Chapter 5. Working with View Resolver

In the last chapter, you saw how to use some of the Spring tags that could only be used in JSP and JSTL Views, but Spring has excellent support for other View technologies as well. Spring MVC maintains a high level of decoupling between the View and the Controller; the Controller knows nothing about the View except the View name. It is the responsibility of the view resolver to map the correct View for the given View name.

In this chapter, we will have a deeper look into Views and view resolvers. After finishing this chapter, you will have a clear idea about:

  • Views and resolving Views
  • Static Views
  • A multipart view resolver
  • Content negotiation
  • Handler Exception Resolver

Resolving Views

As I already mentioned, Spring MVC does not make any assumptions about specific View technologies. According to Spring MVC, a View is identifiable as an implementation of the org.springframework.web.servlet.View interface:

public interface View { 
 
   String getContentType(); 
 
   void render(Map<String, ?> model, HttpServletRequest request, HttpServletResponse response) throws Exception; 
 
} 

The render method from the Spring MVC View interface defines, as the main responsibility for a view object, that it should render proper content as a response (javax.servlet.http.HttpServletResponse) based on the given Model and request (javax.servlet.http.HttpServletRequest).

Because of the simplicity of the Spring MVC View interface, if we want we can write our own View implementation. But Spring MVC provides many convenient View implementations that are ready to use by simply configuring them in our web application context configuration file.

> _Collected data_:
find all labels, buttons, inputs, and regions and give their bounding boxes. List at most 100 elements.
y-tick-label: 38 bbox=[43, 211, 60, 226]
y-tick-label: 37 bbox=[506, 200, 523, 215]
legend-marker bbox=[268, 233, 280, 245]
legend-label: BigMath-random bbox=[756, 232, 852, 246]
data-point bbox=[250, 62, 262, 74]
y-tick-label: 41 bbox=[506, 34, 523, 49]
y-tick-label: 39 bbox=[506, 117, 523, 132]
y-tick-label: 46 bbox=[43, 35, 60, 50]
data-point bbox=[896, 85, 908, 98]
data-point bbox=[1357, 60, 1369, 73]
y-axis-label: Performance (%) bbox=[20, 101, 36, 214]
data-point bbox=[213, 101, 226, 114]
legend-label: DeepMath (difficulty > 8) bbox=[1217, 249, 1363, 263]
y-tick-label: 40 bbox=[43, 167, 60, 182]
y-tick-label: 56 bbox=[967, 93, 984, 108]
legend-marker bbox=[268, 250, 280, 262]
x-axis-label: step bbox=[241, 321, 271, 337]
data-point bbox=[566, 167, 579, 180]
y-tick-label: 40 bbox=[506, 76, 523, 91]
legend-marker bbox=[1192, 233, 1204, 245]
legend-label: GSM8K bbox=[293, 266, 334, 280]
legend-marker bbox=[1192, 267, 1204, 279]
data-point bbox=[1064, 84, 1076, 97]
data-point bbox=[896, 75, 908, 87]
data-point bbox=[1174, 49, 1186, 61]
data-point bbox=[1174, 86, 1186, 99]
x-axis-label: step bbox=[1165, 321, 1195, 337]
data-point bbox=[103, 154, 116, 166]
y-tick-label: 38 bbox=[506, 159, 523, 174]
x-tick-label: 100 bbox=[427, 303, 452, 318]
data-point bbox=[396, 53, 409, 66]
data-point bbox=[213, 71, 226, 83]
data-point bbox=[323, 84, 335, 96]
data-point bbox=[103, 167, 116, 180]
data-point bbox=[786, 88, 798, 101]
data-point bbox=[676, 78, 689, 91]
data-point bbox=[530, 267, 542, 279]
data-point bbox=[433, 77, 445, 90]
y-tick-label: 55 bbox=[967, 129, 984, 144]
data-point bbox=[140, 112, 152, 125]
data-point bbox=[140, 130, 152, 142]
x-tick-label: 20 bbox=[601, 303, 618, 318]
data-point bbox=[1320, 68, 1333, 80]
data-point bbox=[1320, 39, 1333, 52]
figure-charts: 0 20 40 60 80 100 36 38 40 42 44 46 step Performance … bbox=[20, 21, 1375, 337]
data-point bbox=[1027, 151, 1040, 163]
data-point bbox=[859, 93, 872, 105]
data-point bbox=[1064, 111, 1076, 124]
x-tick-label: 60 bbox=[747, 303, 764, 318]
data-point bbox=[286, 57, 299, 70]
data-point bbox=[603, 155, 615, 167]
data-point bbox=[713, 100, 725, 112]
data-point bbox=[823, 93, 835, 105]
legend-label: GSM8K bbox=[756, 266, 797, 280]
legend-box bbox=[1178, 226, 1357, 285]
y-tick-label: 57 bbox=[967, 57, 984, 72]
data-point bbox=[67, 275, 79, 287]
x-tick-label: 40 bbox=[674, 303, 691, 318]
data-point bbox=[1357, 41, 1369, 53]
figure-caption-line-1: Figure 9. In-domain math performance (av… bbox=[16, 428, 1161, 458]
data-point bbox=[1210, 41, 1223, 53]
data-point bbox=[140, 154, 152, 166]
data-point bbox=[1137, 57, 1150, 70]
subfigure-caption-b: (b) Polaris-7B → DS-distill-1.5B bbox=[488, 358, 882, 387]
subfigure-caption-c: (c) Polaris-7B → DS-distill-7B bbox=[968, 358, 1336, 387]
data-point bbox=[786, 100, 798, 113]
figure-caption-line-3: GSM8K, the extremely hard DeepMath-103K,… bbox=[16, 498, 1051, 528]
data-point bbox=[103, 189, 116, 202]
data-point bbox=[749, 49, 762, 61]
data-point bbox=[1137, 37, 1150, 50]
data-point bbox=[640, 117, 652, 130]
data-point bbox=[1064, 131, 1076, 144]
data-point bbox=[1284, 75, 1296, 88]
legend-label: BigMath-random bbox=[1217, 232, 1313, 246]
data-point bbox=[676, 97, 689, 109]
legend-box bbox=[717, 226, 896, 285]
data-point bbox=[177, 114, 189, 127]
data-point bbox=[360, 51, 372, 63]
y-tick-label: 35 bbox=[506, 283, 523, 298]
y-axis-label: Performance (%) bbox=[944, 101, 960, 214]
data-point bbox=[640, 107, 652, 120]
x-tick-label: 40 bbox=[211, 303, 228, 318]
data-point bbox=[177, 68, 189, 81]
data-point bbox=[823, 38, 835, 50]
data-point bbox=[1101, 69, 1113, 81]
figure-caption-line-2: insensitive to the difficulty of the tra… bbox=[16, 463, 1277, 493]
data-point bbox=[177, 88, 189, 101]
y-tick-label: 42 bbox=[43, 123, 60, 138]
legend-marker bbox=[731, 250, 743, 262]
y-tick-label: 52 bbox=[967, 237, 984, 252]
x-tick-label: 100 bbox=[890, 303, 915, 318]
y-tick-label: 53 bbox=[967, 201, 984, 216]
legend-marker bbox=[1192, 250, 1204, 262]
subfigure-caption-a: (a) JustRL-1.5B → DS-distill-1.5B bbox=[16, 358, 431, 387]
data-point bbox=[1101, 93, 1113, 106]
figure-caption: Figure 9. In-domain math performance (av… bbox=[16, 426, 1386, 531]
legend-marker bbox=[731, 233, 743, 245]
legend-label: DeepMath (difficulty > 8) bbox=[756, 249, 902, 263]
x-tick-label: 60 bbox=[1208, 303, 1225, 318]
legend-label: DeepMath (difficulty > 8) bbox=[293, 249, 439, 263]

> _Exercise instructions_:
List the topics that the chapter excerpt on Spring MVC view resolvers says readers will understand after finishing the chapter.

> _Solution_:
- Views and resolving Views
- Static Views
- A multipart view resolver
- Content negotiation
- Handler Exception Resolver